__WHAT YOU WILL DO__.
Quote every line of the material beneath this one.

__RECORD LIST__.
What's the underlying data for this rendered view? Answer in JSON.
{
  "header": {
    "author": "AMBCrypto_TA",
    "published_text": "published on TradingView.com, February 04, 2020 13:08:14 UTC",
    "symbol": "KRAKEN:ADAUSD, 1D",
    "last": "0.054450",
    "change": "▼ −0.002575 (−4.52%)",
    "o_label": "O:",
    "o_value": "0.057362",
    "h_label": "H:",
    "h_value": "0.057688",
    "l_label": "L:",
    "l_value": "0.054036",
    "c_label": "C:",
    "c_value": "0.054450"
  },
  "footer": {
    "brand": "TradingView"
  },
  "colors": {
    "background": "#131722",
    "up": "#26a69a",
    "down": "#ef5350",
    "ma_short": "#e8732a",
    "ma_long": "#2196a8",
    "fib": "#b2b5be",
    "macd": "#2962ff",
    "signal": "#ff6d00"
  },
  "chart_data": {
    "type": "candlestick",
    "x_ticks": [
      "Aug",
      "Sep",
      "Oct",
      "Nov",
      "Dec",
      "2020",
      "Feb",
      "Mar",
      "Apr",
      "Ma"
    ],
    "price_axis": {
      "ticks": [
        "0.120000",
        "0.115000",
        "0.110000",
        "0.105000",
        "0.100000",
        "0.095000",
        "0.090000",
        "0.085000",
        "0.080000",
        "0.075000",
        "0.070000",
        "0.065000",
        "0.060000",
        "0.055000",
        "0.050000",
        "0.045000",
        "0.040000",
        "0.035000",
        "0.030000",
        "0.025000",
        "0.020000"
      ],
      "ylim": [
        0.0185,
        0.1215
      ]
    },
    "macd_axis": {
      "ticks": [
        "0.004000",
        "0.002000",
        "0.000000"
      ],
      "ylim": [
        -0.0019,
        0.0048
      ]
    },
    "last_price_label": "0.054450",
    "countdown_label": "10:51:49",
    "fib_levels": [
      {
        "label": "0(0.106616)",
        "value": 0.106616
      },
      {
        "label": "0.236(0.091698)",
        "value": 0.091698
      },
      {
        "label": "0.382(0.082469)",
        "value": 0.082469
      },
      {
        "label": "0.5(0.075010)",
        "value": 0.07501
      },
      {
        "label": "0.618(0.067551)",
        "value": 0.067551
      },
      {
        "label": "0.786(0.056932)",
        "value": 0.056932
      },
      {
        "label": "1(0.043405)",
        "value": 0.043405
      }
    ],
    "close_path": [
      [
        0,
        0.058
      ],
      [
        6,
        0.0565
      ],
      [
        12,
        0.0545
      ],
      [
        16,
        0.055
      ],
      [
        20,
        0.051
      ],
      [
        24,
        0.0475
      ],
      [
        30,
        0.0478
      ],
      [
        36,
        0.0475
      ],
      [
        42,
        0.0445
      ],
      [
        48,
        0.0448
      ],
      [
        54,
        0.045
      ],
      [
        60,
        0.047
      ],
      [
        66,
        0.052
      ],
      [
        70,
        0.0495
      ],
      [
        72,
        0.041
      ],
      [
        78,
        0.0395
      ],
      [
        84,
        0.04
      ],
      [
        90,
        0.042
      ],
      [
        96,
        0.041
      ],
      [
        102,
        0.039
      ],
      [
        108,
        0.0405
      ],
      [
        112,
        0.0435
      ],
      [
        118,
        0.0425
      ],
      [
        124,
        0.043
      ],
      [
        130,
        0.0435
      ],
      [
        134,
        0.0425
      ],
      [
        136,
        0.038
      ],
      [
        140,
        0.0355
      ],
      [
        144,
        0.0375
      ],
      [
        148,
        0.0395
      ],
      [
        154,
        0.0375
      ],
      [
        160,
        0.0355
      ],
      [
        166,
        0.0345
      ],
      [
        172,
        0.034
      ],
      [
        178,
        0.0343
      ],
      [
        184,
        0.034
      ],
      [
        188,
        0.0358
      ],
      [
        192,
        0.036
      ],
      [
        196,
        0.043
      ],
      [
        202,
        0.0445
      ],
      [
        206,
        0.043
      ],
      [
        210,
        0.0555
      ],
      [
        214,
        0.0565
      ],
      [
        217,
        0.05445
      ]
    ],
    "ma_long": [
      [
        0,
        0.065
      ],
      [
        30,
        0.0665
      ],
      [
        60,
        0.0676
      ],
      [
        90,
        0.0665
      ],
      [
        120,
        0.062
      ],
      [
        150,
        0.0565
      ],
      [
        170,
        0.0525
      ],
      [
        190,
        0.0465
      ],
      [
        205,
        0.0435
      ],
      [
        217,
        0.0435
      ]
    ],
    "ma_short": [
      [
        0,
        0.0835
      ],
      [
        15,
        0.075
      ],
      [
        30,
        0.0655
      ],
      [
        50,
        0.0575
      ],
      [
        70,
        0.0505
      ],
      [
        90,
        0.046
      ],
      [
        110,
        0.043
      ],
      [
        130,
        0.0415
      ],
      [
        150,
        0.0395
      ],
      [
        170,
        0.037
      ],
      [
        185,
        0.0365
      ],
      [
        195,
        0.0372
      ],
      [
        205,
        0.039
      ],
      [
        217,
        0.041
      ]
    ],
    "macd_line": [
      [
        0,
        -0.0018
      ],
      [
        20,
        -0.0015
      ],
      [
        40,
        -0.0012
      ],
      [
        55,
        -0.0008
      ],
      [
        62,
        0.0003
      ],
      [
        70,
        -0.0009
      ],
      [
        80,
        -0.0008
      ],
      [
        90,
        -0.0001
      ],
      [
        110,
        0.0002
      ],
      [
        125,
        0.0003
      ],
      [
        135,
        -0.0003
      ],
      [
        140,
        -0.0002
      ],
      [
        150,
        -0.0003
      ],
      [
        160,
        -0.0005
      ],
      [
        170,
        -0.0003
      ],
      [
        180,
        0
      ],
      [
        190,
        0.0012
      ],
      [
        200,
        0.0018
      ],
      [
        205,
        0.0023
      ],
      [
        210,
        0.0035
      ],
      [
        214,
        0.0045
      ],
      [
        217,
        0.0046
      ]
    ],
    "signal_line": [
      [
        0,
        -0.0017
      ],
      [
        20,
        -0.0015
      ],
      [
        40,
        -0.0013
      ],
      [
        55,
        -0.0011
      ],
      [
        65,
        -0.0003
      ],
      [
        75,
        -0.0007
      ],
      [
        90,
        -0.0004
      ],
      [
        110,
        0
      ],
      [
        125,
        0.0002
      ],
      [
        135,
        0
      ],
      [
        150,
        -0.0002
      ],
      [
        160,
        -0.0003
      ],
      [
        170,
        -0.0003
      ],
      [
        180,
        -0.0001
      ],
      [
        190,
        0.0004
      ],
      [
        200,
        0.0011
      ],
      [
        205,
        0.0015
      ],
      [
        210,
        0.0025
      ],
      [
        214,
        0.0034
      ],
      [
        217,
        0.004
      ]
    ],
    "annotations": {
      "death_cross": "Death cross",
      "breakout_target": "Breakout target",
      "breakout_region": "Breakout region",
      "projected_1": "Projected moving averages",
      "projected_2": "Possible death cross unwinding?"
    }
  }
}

__SOLUTION TO THIS EXERCISE__.
What's the underlying data for this rendered view? Answer in JSON.
{
  "header": {
    "author": "AMBCrypto_TA",
    "published_text": "published on TradingView.com, February 04, 2020 13:08:14 UTC",
    "symbol": "KRAKEN:ADAUSD, 1D",
    "last": "0.054450",
    "change": "▼ −0.002575 (−4.52%)",
    "o_label": "O:",
    "o_value": "0.057362",
    "h_label": "H:",
    "h_value": "0.057688",
    "l_label": "L:",
    "l_value": "0.054036",
    "c_label": "C:",
    "c_value": "0.054450"
  },
  "footer": {
    "brand": "TradingView"
  },
  "colors": {
    "background": "#131722",
    "up": "#26a69a",
    "down": "#ef5350",
    "ma_short": "#e8732a",
    "ma_long": "#2196a8",
    "fib": "#b2b5be",
    "macd": "#2962ff",
    "signal": "#ff6d00"
  },
  "chart_data": {
    "type": "candlestick",
    "x_ticks": [
      "Aug",
      "Sep",
      "Oct",
      "Nov",
      "Dec",
      "2020",
      "Feb",
      "Mar",
      "Apr",
      "Ma"
    ],
    "price_axis": {
      "ticks": [
        "0.120000",
        "0.115000",
        "0.110000",
        "0.105000",
        "0.100000",
        "0.095000",
        "0.090000",
        "0.085000",
        "0.080000",
        "0.075000",
        "0.070000",
        "0.065000",
        "0.060000",
        "0.055000",
        "0.050000",
        "0.045000",
        "0.040000",
        "0.035000",
        "0.030000",
        "0.025000",
        "0.020000"
      ],
      "ylim": [
        0.0185,
        0.1215
      ]
    },
    "macd_axis": {
      "ticks": [
        "0.004000",
        "0.002000",
        "0.000000"
      ],
      "ylim": [
        -0.0019,
        0.0048
      ]
    },
    "last_price_label": "0.054450",
    "countdown_label": "10:51:49",
    "fib_levels": [
      {
        "label": "0(0.106616)",
        "value": 0.106616
      },
      {
        "label": "0.236(0.091698)",
        "value": 0.091698
      },
      {
        "label": "0.382(0.082469)",
        "value": 0.082469
      },
      {
        "label": "0.5(0.075010)",
        "value": 0.07501
      },
      {
        "label": "0.618(0.067551)",
        "value": 0.067551
      },
      {
        "label": "0.786(0.056932)",
        "value": 0.056932
      },
      {
        "label": "1(0.043405)",
        "value": 0.043405
      }
    ],
    "close_path": [
      [
        0,
        0.058
      ],
      [
        6,
        0.0565
      ],
      [
        12,
        0.0545
      ],
      [
        16,
        0.055
      ],
      [
        20,
        0.051
      ],
      [
        24,
        0.0475
      ],
      [
        30,
        0.0478
      ],
      [
        36,
        0.0475
      ],
      [
        42,
        0.0445
      ],
      [
        48,
        0.0448
      ],
      [
        54,
        0.045
      ],
      [
        60,
        0.047
      ],
      [
        66,
        0.052
      ],
      [
        70,
        0.0495
      ],
      [
        72,
        0.041
      ],
      [
        78,
        0.0395
      ],
      [
        84,
        0.04
      ],
      [
        90,
        0.042
      ],
      [
        96,
        0.041
      ],
      [
        102,
        0.039
      ],
      [
        108,
        0.0405
      ],
      [
        112,
        0.0435
      ],
      [
        118,
        0.0425
      ],
      [
        124,
        0.043
      ],
      [
        130,
        0.0435
      ],
      [
        134,
        0.0425
      ],
      [
        136,
        0.038
      ],
      [
        140,
        0.0355
      ],
      [
        144,
        0.0375
      ],
      [
        148,
        0.0395
      ],
      [
        154,
        0.0375
      ],
      [
        160,
        0.0355
      ],
      [
        166,
        0.0345
      ],
      [
        172,
        0.034
      ],
      [
        178,
        0.0343
      ],
      [
        184,
        0.034
      ],
      [
        188,
        0.0358
      ],
      [
        192,
        0.036
      ],
      [
        196,
        0.043
      ],
      [
        202,
        0.0445
      ],
      [
        206,
        0.043
      ],
      [
        210,
        0.0555
      ],
      [
        214,
        0.0565
      ],
      [
        217,
        0.05445
      ]
    ],
    "ma_long": [
      [
        0,
        0.065
      ],
      [
        30,
        0.0665
      ],
      [
        60,
        0.0676
      ],
      [
        90,
        0.0665
      ],
      [
        120,
        0.062
      ],
      [
        150,
        0.0565
      ],
      [
        170,
        0.0525
      ],
      [
        190,
        0.0465
      ],
      [
        205,
        0.0435
      ],
      [
        217,
        0.0435
      ]
    ],
    "ma_short": [
      [
        0,
        0.0835
      ],
      [
        15,
        0.075
      ],
      [
        30,
        0.0655
      ],
      [
        50,
        0.0575
      ],
      [
        70,
        0.0505
      ],
      [
        90,
        0.046
      ],
      [
        110,
        0.043
      ],
      [
        130,
        0.0415
      ],
      [
        150,
        0.0395
      ],
      [
        170,
        0.037
      ],
      [
        185,
        0.0365
      ],
      [
        195,
        0.0372
      ],
      [
        205,
        0.039
      ],
      [
        217,
        0.041
      ]
    ],
    "macd_line": [
      [
        0,
        -0.0018
      ],
      [
        20,
        -0.0015
      ],
      [
        40,
        -0.0012
      ],
      [
        55,
        -0.0008
      ],
      [
        62,
        0.0003
      ],
      [
        70,
        -0.0009
      ],
      [
        80,
        -0.0008
      ],
      [
        90,
        -0.0001
      ],
      [
        110,
        0.0002
      ],
      [
        125,
        0.0003
      ],
      [
        135,
        -0.0003
      ],
      [
        140,
        -0.0002
      ],
      [
        150,
        -0.0003
      ],
      [
        160,
        -0.0005
      ],
      [
        170,
        -0.0003
      ],
      [
        180,
        0
      ],
      [
        190,
        0.0012
      ],
      [
        200,
        0.0018
      ],
      [
        205,
        0.0023
      ],
      [
        210,
        0.0035
      ],
      [
        214,
        0.0045
      ],
      [
        217,
        0.0046
      ]
    ],
    "signal_line": [
      [
        0,
        -0.0017
      ],
      [
        20,
        -0.0015
      ],
      [
        40,
        -0.0013
      ],
      [
        55,
        -0.0011
      ],
      [
        65,
        -0.0003
      ],
      [
        75,
        -0.0007
      ],
      [
        90,
        -0.0004
      ],
      [
        110,
        0
      ],
      [
        125,
        0.0002
      ],
      [
        135,
        0
      ],
      [
        150,
        -0.0002
      ],
      [
        160,
        -0.0003
      ],
      [
        170,
        -0.0003
      ],
      [
        180,
        -0.0001
      ],
      [
        190,
        0.0004
      ],
      [
        200,
        0.0011
      ],
      [
        205,
        0.0015
      ],
      [
        210,
        0.0025
      ],
      [
        214,
        0.0034
      ],
      [
        217,
        0.004
      ]
    ],
    "annotations": {
      "death_cross": "Death cross",
      "breakout_target": "Breakout target",
      "breakout_region": "Breakout region",
      "projected_1": "Projected moving averages",
      "projected_2": "Possible death cross unwinding?"
    }
  }
}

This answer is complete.